WHAT THE TASK REQUIRES >>
Provide nothing but the number of lines containing the string "jiné".

EXERCISE INPUT >>
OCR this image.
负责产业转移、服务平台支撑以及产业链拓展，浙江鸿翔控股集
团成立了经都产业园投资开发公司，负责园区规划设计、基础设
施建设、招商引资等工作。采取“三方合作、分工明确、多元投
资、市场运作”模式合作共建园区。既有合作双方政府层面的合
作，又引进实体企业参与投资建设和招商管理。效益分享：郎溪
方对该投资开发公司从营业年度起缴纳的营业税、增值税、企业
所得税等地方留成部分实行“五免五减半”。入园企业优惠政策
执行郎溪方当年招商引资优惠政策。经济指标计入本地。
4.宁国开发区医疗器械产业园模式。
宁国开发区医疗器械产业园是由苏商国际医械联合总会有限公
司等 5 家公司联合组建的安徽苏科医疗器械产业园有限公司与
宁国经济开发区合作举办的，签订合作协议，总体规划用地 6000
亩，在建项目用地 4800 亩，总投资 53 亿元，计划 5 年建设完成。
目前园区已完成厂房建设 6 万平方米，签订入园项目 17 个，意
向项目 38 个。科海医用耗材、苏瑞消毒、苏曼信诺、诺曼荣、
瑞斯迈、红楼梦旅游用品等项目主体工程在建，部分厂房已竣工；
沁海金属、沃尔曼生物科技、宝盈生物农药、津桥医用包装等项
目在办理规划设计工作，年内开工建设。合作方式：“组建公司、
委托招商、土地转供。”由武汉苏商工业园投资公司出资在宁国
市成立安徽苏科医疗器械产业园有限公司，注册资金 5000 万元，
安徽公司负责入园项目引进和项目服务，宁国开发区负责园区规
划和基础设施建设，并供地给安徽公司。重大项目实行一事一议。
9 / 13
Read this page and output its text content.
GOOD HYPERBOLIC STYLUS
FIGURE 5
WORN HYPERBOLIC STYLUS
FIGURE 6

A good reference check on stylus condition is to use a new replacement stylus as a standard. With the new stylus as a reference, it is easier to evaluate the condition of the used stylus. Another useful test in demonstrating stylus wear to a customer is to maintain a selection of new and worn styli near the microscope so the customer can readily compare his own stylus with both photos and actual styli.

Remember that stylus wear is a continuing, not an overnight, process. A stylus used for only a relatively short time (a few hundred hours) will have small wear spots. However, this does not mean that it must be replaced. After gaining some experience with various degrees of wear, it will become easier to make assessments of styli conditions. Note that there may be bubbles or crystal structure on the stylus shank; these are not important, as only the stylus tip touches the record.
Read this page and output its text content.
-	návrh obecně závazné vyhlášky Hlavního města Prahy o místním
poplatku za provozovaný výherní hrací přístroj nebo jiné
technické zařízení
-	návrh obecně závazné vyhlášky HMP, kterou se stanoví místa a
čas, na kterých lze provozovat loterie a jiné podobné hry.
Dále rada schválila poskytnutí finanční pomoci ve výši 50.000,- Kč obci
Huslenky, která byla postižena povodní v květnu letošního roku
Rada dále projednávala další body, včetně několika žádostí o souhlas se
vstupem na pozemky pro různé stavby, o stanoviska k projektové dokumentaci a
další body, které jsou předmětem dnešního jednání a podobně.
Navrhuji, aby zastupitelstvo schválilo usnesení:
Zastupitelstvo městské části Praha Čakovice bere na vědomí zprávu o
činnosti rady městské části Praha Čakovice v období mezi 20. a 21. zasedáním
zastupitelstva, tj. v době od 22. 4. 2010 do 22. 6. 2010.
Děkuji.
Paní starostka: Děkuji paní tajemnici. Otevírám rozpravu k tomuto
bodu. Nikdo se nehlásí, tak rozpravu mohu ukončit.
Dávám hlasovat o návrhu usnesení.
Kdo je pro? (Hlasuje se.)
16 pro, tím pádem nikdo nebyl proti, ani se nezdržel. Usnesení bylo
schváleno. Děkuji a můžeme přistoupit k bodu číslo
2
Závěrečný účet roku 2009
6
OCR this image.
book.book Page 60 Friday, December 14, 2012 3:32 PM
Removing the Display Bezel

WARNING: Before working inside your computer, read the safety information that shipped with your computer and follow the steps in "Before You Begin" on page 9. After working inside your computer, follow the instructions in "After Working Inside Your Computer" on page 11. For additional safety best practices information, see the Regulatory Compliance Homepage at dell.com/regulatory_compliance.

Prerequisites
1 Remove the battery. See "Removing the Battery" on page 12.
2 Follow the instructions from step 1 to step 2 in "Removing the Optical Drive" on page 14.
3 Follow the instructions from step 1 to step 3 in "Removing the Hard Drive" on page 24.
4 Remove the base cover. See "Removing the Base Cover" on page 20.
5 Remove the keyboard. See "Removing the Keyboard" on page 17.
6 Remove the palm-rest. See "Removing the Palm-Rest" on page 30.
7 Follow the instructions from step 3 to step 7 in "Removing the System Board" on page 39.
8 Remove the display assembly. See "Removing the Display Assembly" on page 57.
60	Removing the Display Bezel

EXERCISE ANSWER >>
2